**MATERIAL FOR THIS TASK:**
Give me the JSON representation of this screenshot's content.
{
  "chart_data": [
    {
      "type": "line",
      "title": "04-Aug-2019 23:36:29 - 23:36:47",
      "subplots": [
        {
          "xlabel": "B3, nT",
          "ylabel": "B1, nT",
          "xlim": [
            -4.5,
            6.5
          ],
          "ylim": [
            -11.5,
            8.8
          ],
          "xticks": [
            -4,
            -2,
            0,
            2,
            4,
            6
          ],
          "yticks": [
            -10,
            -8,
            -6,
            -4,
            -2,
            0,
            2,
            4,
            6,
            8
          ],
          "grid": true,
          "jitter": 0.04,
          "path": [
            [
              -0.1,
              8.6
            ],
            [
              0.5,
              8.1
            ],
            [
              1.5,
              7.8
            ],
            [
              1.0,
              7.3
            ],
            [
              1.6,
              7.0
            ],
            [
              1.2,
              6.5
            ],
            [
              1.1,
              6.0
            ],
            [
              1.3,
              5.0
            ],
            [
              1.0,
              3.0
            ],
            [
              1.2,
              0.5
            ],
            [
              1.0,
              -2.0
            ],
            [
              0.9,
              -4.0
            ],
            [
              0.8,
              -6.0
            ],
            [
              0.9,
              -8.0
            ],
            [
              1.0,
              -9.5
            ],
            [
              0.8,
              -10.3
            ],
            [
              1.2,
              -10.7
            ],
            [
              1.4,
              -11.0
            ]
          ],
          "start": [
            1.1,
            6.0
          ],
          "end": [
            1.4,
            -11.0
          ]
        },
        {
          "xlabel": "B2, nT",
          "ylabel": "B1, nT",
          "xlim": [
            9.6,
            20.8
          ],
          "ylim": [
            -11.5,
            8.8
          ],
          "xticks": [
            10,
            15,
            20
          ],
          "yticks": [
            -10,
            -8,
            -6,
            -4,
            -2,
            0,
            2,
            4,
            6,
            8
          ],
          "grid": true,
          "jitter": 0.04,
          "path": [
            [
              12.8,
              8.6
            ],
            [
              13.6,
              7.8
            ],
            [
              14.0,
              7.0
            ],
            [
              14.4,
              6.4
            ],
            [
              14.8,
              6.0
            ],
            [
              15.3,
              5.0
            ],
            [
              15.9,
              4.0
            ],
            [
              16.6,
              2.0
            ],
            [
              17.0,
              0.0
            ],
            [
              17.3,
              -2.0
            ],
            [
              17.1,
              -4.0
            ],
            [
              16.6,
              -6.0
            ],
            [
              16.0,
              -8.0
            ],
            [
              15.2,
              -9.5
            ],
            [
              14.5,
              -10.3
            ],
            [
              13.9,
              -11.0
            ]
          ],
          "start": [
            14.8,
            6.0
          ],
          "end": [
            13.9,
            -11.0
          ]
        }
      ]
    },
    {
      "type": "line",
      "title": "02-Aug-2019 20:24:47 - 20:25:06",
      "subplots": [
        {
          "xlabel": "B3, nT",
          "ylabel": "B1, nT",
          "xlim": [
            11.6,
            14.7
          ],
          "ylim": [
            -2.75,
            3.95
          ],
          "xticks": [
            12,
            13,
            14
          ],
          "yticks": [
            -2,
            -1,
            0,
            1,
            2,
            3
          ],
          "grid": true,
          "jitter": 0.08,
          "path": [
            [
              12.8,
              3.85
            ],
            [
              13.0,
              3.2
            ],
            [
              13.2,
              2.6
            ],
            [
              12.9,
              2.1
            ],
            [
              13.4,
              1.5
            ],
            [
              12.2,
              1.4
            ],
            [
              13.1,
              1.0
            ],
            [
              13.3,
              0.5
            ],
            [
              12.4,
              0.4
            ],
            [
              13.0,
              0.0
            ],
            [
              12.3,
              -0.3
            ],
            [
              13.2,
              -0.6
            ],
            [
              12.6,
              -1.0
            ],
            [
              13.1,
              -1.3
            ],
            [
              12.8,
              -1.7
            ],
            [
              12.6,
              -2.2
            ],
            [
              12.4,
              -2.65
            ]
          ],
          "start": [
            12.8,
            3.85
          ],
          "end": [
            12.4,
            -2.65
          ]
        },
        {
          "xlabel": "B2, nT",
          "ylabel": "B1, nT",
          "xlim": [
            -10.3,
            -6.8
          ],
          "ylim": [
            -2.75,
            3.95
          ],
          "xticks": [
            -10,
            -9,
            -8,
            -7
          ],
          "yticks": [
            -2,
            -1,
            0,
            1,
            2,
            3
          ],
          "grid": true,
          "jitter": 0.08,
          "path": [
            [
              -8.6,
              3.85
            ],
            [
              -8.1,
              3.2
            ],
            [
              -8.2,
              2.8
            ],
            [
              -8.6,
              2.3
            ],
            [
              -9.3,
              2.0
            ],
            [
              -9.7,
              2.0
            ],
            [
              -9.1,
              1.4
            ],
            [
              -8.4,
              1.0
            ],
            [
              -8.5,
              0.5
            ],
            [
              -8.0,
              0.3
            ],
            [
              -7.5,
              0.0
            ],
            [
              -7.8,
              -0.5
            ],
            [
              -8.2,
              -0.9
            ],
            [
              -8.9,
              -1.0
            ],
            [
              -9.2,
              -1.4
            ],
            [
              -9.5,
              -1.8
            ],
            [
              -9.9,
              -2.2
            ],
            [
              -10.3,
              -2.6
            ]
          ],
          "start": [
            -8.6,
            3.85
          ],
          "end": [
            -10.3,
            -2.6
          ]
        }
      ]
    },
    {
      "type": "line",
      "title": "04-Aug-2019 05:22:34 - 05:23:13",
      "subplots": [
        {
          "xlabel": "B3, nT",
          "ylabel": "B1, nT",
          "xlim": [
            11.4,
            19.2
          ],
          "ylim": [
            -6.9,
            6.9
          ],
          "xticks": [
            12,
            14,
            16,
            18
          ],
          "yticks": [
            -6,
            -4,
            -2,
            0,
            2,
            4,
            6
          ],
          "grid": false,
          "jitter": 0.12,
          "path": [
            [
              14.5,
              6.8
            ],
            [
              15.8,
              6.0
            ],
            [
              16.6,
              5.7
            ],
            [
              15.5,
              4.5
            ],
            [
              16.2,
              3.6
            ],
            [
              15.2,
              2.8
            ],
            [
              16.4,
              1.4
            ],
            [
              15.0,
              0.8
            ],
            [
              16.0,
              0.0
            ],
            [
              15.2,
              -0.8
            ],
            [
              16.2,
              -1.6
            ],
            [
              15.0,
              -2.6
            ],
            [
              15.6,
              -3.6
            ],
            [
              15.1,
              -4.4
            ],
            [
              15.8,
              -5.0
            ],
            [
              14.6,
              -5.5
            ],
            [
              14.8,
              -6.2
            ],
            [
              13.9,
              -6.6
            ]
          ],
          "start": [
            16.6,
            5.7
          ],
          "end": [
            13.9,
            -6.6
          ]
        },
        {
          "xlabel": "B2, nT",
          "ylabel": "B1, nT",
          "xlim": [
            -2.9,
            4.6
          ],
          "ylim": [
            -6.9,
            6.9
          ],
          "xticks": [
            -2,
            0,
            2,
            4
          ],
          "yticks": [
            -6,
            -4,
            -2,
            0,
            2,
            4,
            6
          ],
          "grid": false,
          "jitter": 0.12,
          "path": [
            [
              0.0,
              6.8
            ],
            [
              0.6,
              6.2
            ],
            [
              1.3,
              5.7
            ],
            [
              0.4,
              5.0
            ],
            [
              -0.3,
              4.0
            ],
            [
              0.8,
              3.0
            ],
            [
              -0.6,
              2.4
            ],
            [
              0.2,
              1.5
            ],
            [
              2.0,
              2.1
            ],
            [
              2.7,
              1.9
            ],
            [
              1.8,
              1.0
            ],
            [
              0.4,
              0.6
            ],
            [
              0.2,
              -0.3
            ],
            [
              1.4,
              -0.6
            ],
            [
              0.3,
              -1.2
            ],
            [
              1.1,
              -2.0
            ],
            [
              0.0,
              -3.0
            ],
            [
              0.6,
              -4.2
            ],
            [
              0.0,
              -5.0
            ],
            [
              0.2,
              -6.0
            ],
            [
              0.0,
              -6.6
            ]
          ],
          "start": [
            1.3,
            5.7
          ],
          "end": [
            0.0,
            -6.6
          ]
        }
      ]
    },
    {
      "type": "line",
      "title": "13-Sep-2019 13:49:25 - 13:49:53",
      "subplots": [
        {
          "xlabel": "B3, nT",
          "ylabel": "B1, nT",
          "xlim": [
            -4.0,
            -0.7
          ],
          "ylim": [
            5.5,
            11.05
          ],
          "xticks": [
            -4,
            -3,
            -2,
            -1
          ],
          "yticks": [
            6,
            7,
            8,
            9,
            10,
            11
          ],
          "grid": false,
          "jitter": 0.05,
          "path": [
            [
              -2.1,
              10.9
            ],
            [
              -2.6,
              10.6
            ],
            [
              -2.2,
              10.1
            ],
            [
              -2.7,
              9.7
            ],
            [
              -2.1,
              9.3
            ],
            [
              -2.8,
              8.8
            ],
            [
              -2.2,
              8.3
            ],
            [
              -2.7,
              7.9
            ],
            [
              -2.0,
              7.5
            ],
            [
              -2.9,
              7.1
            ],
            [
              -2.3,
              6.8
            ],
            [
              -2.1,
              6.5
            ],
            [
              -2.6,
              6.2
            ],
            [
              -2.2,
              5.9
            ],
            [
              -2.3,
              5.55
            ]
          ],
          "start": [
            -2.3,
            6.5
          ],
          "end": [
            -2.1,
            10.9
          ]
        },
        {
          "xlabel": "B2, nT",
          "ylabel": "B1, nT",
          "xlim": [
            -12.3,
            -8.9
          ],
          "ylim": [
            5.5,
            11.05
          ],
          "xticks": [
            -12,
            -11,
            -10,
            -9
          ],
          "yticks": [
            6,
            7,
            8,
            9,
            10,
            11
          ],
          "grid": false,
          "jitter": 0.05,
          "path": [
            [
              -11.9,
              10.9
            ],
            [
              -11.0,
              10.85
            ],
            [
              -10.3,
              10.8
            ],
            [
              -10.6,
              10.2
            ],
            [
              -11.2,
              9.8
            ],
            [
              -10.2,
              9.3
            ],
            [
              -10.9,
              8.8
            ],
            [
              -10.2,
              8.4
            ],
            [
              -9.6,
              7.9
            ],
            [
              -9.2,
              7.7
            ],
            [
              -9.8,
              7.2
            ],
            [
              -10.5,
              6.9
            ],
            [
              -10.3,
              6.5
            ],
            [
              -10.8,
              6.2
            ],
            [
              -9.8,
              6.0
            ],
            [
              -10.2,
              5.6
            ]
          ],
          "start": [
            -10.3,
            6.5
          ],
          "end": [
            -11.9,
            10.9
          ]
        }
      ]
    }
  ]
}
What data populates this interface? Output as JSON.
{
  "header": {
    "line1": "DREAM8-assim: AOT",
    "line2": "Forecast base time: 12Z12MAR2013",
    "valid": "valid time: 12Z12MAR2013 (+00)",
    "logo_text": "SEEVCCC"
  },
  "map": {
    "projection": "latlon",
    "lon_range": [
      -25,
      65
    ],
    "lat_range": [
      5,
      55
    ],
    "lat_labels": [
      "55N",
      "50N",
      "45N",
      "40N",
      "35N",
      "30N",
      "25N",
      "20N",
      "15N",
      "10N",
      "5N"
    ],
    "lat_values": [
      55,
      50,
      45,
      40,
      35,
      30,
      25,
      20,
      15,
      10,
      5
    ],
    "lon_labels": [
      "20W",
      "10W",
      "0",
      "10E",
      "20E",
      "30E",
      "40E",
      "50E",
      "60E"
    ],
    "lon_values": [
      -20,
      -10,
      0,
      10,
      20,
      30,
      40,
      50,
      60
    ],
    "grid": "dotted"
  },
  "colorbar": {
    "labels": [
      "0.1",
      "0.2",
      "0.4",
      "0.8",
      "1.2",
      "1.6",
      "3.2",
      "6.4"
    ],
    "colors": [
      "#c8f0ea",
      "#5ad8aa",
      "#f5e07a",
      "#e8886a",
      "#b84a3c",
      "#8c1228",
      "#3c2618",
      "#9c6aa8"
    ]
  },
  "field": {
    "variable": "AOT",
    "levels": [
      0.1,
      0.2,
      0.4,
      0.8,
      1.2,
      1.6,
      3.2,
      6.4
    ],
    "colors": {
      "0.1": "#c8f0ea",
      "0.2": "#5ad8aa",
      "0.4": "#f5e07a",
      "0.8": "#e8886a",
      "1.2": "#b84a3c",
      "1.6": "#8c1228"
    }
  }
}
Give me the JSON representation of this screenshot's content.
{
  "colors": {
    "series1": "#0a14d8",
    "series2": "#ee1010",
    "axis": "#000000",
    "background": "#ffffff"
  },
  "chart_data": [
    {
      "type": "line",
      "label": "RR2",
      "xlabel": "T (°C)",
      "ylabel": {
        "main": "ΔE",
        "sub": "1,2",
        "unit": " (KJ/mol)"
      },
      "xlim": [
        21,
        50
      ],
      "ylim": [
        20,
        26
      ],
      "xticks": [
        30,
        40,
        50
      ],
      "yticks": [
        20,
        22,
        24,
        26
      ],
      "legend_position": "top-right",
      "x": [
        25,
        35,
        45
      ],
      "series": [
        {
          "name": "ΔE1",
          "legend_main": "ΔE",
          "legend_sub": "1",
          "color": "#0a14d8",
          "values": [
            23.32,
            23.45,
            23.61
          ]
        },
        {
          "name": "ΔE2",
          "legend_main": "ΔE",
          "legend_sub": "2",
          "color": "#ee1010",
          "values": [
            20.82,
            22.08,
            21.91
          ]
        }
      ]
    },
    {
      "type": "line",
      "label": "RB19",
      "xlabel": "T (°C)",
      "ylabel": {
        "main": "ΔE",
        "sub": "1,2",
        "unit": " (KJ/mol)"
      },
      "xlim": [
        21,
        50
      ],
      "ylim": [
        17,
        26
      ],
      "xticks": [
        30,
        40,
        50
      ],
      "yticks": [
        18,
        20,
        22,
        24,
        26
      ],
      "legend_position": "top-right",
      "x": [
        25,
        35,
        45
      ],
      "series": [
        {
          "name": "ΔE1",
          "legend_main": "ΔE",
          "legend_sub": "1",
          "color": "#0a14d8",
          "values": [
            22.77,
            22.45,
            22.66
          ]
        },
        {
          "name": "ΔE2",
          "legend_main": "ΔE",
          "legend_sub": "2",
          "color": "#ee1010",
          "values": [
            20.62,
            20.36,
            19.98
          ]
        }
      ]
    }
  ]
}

**PROMPT:** Which lines above hold the word "time"? Copy each of them.

**COMPLETE ANSWER:**
    "line2": "Forecast base time: 12Z12MAR2013",
    "valid": "valid time: 12Z12MAR2013 (+00)",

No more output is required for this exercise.